Could you write out every record below exactly, leaving out any pictures?

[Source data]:
################

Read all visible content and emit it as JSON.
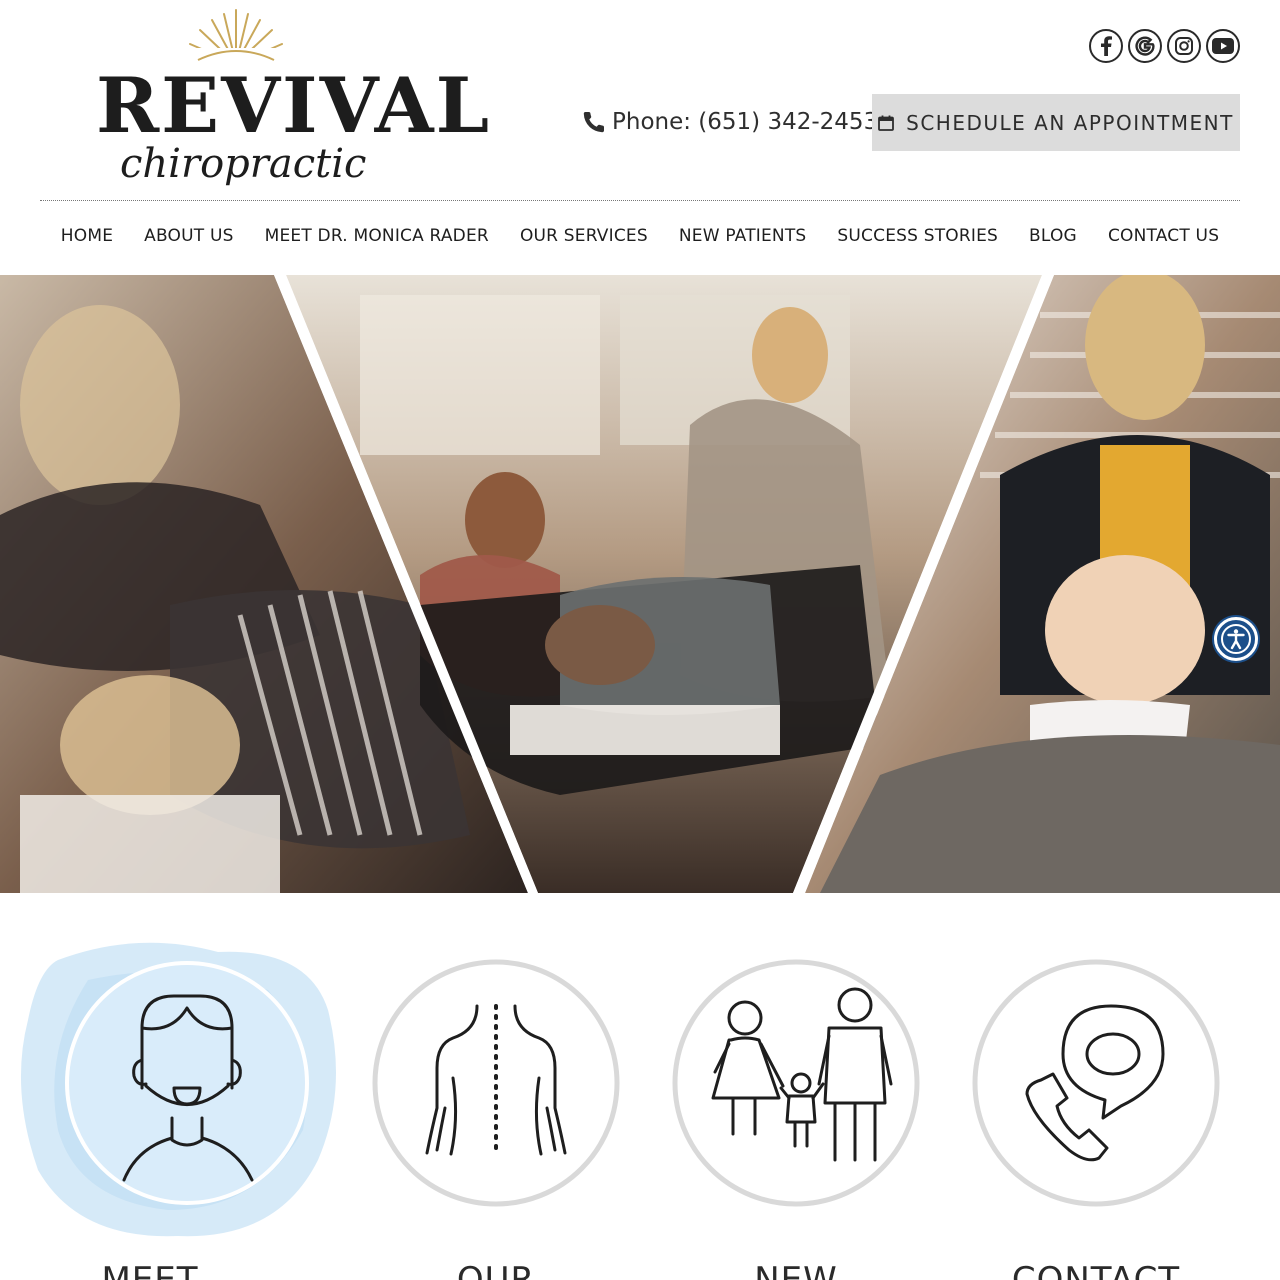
{
  "brand": {
    "name": "REVIVAL",
    "tagline": "chiropractic",
    "colors": {
      "accent_gold": "#c9a85a",
      "text_dark": "#1d1d1d",
      "button_gray": "#dcdcdc",
      "circle_gray": "#d9d9d9",
      "watercolor_blue": "#cfe6f7",
      "accessibility_blue": "#1c4f8a"
    }
  },
  "header": {
    "socials": [
      {
        "name": "facebook",
        "icon": "facebook-icon"
      },
      {
        "name": "google",
        "icon": "google-icon"
      },
      {
        "name": "instagram",
        "icon": "instagram-icon"
      },
      {
        "name": "youtube",
        "icon": "youtube-icon"
      }
    ],
    "phone_label": "Phone: (651) 342-2453",
    "appointment_label": "SCHEDULE AN APPOINTMENT"
  },
  "nav": {
    "items": [
      {
        "label": "HOME"
      },
      {
        "label": "ABOUT US"
      },
      {
        "label": "MEET DR. MONICA RADER"
      },
      {
        "label": "OUR SERVICES"
      },
      {
        "label": "NEW PATIENTS"
      },
      {
        "label": "SUCCESS STORIES"
      },
      {
        "label": "BLOG"
      },
      {
        "label": "CONTACT US"
      }
    ]
  },
  "hero": {
    "panels": [
      "adjustment-photo",
      "family-photo",
      "baby-photo"
    ]
  },
  "accessibility": {
    "icon": "accessibility-icon"
  },
  "features": [
    {
      "label": "MEET",
      "icon": "doctor-icon",
      "active": true
    },
    {
      "label": "OUR",
      "icon": "spine-icon",
      "active": false
    },
    {
      "label": "NEW",
      "icon": "family-icon",
      "active": false
    },
    {
      "label": "CONTACT",
      "icon": "phone-location-icon",
      "active": false
    }
  ]
}
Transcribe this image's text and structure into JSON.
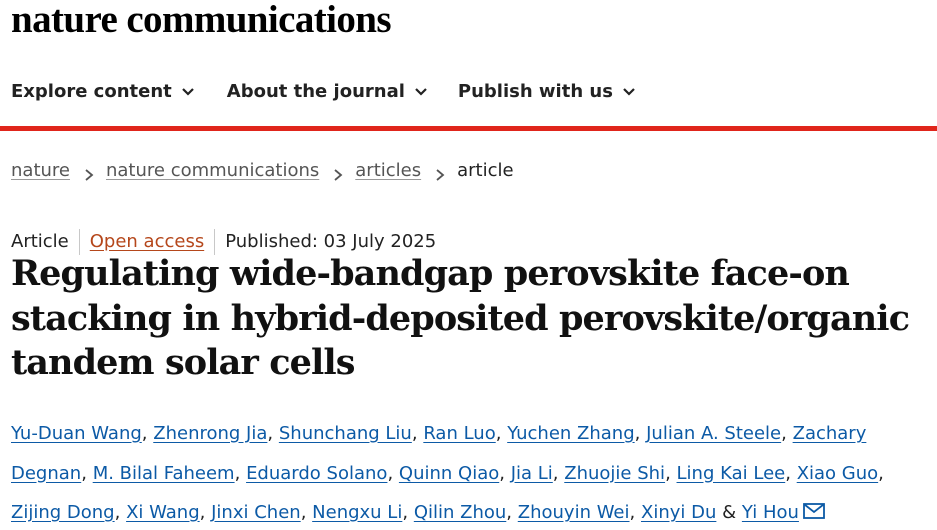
{
  "header": {
    "logo_text": "nature communications"
  },
  "nav": {
    "items": [
      {
        "label": "Explore content",
        "icon": "chevron-down-icon"
      },
      {
        "label": "About the journal",
        "icon": "chevron-down-icon"
      },
      {
        "label": "Publish with us",
        "icon": "chevron-down-icon"
      }
    ]
  },
  "colors": {
    "accent_rule": "#e0251b",
    "author_link": "#0c5aa6",
    "open_access": "#b5471b"
  },
  "breadcrumb": {
    "items": [
      "nature",
      "nature communications",
      "articles"
    ],
    "current": "article",
    "separator_icon": "chevron-right-icon"
  },
  "article": {
    "type": "Article",
    "access": "Open access",
    "published": "Published: 03 July 2025",
    "title": "Regulating wide-bandgap perovskite face-on stacking in hybrid-deposited perovskite/organic tandem solar cells",
    "authors": [
      "Yu-Duan Wang",
      "Zhenrong Jia",
      "Shunchang Liu",
      "Ran Luo",
      "Yuchen Zhang",
      "Julian A. Steele",
      "Zachary Degnan",
      "M. Bilal Faheem",
      "Eduardo Solano",
      "Quinn Qiao",
      "Jia Li",
      "Zhuojie Shi",
      "Ling Kai Lee",
      "Xiao Guo",
      "Zijing Dong",
      "Xi Wang",
      "Jinxi Chen",
      "Nengxu Li",
      "Qilin Zhou",
      "Zhouyin Wei",
      "Xinyi Du",
      "Yi Hou"
    ],
    "author_separator": ",",
    "last_author_joiner": "&",
    "corresponding_icon": "mail-icon"
  }
}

################

[Completed exercise]:
Read all visible content and emit it as JSON.
{
  "brand": {
    "name": "REVIVAL",
    "tagline": "chiropractic",
    "colors": {
      "accent_gold": "#c9a85a",
      "text_dark": "#1d1d1d",
      "button_gray": "#dcdcdc",
      "circle_gray": "#d9d9d9",
      "watercolor_blue": "#cfe6f7",
      "accessibility_blue": "#1c4f8a"
    }
  },
  "header": {
    "socials": [
      {
        "name": "facebook",
        "icon": "facebook-icon"
      },
      {
        "name": "google",
        "icon": "google-icon"
      },
      {
        "name": "instagram",
        "icon": "instagram-icon"
      },
      {
        "name": "youtube",
        "icon": "youtube-icon"
      }
    ],
    "phone_label": "Phone: (651) 342-2453",
    "appointment_label": "SCHEDULE AN APPOINTMENT"
  },
  "nav": {
    "items": [
      {
        "label": "HOME"
      },
      {
        "label": "ABOUT US"
      },
      {
        "label": "MEET DR. MONICA RADER"
      },
      {
        "label": "OUR SERVICES"
      },
      {
        "label": "NEW PATIENTS"
      },
      {
        "label": "SUCCESS STORIES"
      },
      {
        "label": "BLOG"
      },
      {
        "label": "CONTACT US"
      }
    ]
  },
  "hero": {
    "panels": [
      "adjustment-photo",
      "family-photo",
      "baby-photo"
    ]
  },
  "accessibility": {
    "icon": "accessibility-icon"
  },
  "features": [
    {
      "label": "MEET",
      "icon": "doctor-icon",
      "active": true
    },
    {
      "label": "OUR",
      "icon": "spine-icon",
      "active": false
    },
    {
      "label": "NEW",
      "icon": "family-icon",
      "active": false
    },
    {
      "label": "CONTACT",
      "icon": "phone-location-icon",
      "active": false
    }
  ]
}
Transcribe this image's text and structure into JSON.
{
  "header": {
    "logo_text": "nature communications"
  },
  "nav": {
    "items": [
      {
        "label": "Explore content",
        "icon": "chevron-down-icon"
      },
      {
        "label": "About the journal",
        "icon": "chevron-down-icon"
      },
      {
        "label": "Publish with us",
        "icon": "chevron-down-icon"
      }
    ]
  },
  "colors": {
    "accent_rule": "#e0251b",
    "author_link": "#0c5aa6",
    "open_access": "#b5471b"
  },
  "breadcrumb": {
    "items": [
      "nature",
      "nature communications",
      "articles"
    ],
    "current": "article",
    "separator_icon": "chevron-right-icon"
  },
  "article": {
    "type": "Article",
    "access": "Open access",
    "published": "Published: 03 July 2025",
    "title": "Regulating wide-bandgap perovskite face-on stacking in hybrid-deposited perovskite/organic tandem solar cells",
    "authors": [
      "Yu-Duan Wang",
      "Zhenrong Jia",
      "Shunchang Liu",
      "Ran Luo",
      "Yuchen Zhang",
      "Julian A. Steele",
      "Zachary Degnan",
      "M. Bilal Faheem",
      "Eduardo Solano",
      "Quinn Qiao",
      "Jia Li",
      "Zhuojie Shi",
      "Ling Kai Lee",
      "Xiao Guo",
      "Zijing Dong",
      "Xi Wang",
      "Jinxi Chen",
      "Nengxu Li",
      "Qilin Zhou",
      "Zhouyin Wei",
      "Xinyi Du",
      "Yi Hou"
    ],
    "author_separator": ",",
    "last_author_joiner": "&",
    "corresponding_icon": "mail-icon"
  }
}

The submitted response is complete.